EXERCÍCIO PROPOSTO A
Copie sem nenhuma alteração as linhas das entradas que começam na linha que contém "entry-date-12-dec: 12 Dec." e terminam na que contém "bleedthrough-text: 1961 2", incluindo as duas.

TRECHO DO DOCUMENTO
Indulto do Peru

            As festas de final de ano, em especial o Natal, revitalizam o coração humano com sentimentos de alegria renovada, solidariedade. Faz parte da nossa natureza encerrar um ciclo com perspectivas mais otimistas diante do novo. Hora de avaliar erros e redesenhar projetos. No campo das relações humanas reciclar amizades, reconstruir laços afetivos, familiares ou mesmo profissionais. Nesse clima de renovação, com vistas a novas investidas em perspectivas pessoais, projetos ainda por se executar ou comportamento a ser corrigido, rumos novos, condutas refeitas, redimensionadas, o coração de muitos se abre às próprias fraquezas e aceita o perdão como atitude essencial ao bom termo dos sonhos ainda borbulhantes na vida de todos. Perdoar é lavar a alma, as sujeiras que a todos contaminam durante o ano.

EXERCÍCIO PROPOSTO B
Reproduza fielmente a parte do texto sobre o perdão nas festas de fim de ano que começa nas palavras "As festas de" e termina em "durante o ano.".

[Anotações das caixas dos elementos]
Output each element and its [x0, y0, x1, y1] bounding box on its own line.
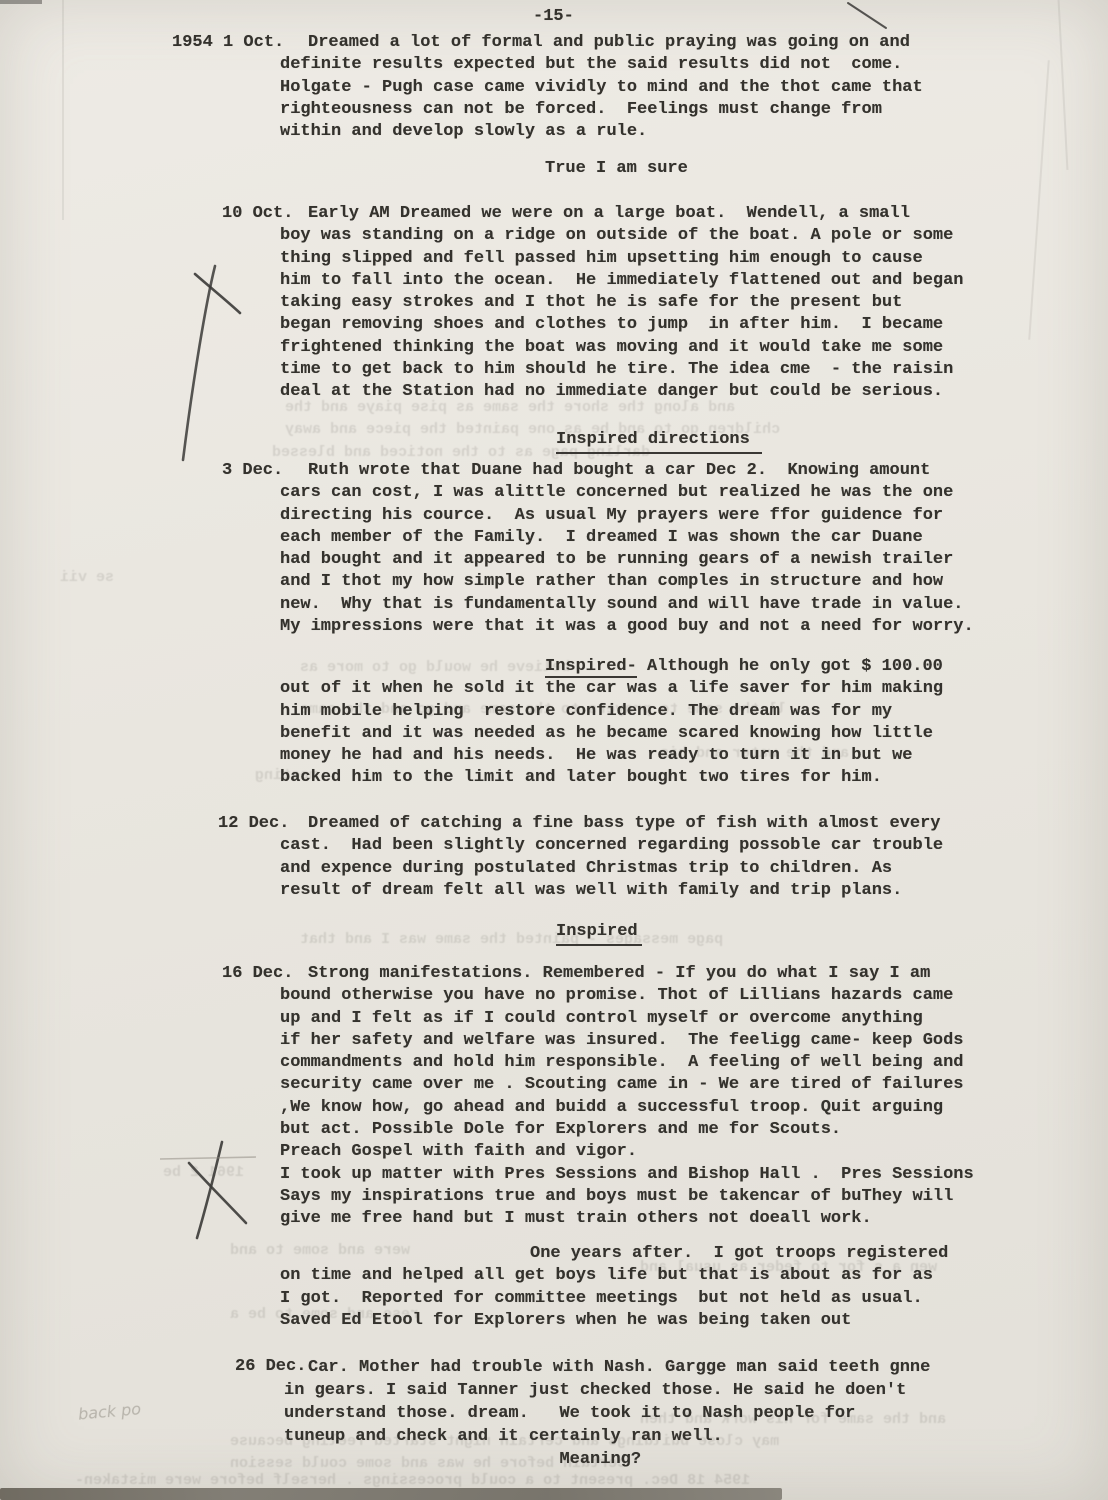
entry-date-12-dec: 12 Dec. [218, 813, 289, 835]
handwritten-x-mark-stroke [183, 266, 215, 460]
handwritten-x-mark-stroke [195, 274, 240, 313]
handwritten-x-mark-stroke [197, 1142, 222, 1238]
entry-body-10-oct: Early AM Dreamed we were on a large boat… [280, 203, 1040, 404]
pen-stroke-top [848, 3, 886, 28]
bleedthrough-text: 1961 2 be [163, 1163, 244, 1183]
entry-date-1954-1-oct: 1954 1 Oct. [172, 32, 284, 54]
entry-body-1954-1-oct: Dreamed a lot of formal and public prayi… [280, 32, 1040, 143]
page-crease [1058, 0, 1069, 170]
bleedthrough-text: se vii [60, 568, 114, 588]
years-after-paragraph: One years after. I got troops registered… [280, 1243, 1040, 1332]
inspired-note-lead: Inspired- [545, 657, 637, 678]
entry-body-12-dec: Dreamed of catching a fine bass type of … [280, 813, 1040, 902]
pencil-line [160, 1157, 256, 1159]
pencil-note: back po [77, 1399, 141, 1423]
entry-date-3-dec: 3 Dec. [222, 460, 283, 482]
bleedthrough-text: page messages - painted the same was I a… [300, 930, 723, 950]
scanner-edge-band [0, 1488, 782, 1500]
heading-inspired-directions: Inspired directions [556, 429, 762, 454]
heading-true-i-am-sure: True I am sure [545, 158, 688, 180]
page-crease [62, 0, 64, 220]
heading-inspired-label: Inspired [556, 921, 642, 946]
inspired-note-paragraph: Inspired- Although he only got $ 100.00 … [280, 656, 1040, 790]
heading-inspired-directions-label: Inspired directions [556, 429, 762, 454]
entry-body-16-dec: Strong manifestations. Remembered - If y… [280, 963, 1040, 1231]
entry-body-26-dec: Car. Mother had trouble with Nash. Gargg… [284, 1356, 1044, 1471]
scanned-document-page: and along the shore the same as pise pia… [0, 0, 1108, 1500]
page-number: -15- [533, 6, 574, 28]
entry-body-3-dec: Ruth wrote that Duane had bought a car D… [280, 460, 1040, 638]
scan-edge-mark [0, 0, 42, 4]
heading-inspired: Inspired [556, 921, 642, 946]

RESPOSTA RESOLVIDA A
entry-date-12-dec: 12 Dec. [218, 813, 289, 835]
handwritten-x-mark-stroke [183, 266, 215, 460]
handwritten-x-mark-stroke [195, 274, 240, 313]
handwritten-x-mark-stroke [197, 1142, 222, 1238]
entry-body-10-oct: Early AM Dreamed we were on a large boat… [280, 203, 1040, 404]
pen-stroke-top [848, 3, 886, 28]
bleedthrough-text: 1961 2 be [163, 1163, 244, 1183]

RESPOSTA RESOLVIDA B
As festas de final de ano, em especial o Natal, revitalizam o coração humano com sentimentos de alegria renovada, solidariedade. Faz parte da nossa natureza encerrar um ciclo com perspectivas mais otimistas diante do novo. Hora de avaliar erros e redesenhar projetos. No campo das relações humanas reciclar amizades, reconstruir laços afetivos, familiares ou mesmo profissionais. Nesse clima de renovação, com vistas a novas investidas em perspectivas pessoais, projetos ainda por se executar ou comportamento a ser corrigido, rumos novos, condutas refeitas, redimensionadas, o coração de muitos se abre às próprias fraquezas e aceita o perdão como atitude essencial ao bom termo dos sonhos ainda borbulhantes na vida de todos. Perdoar é lavar a alma, as sujeiras que a todos contaminam durante o ano.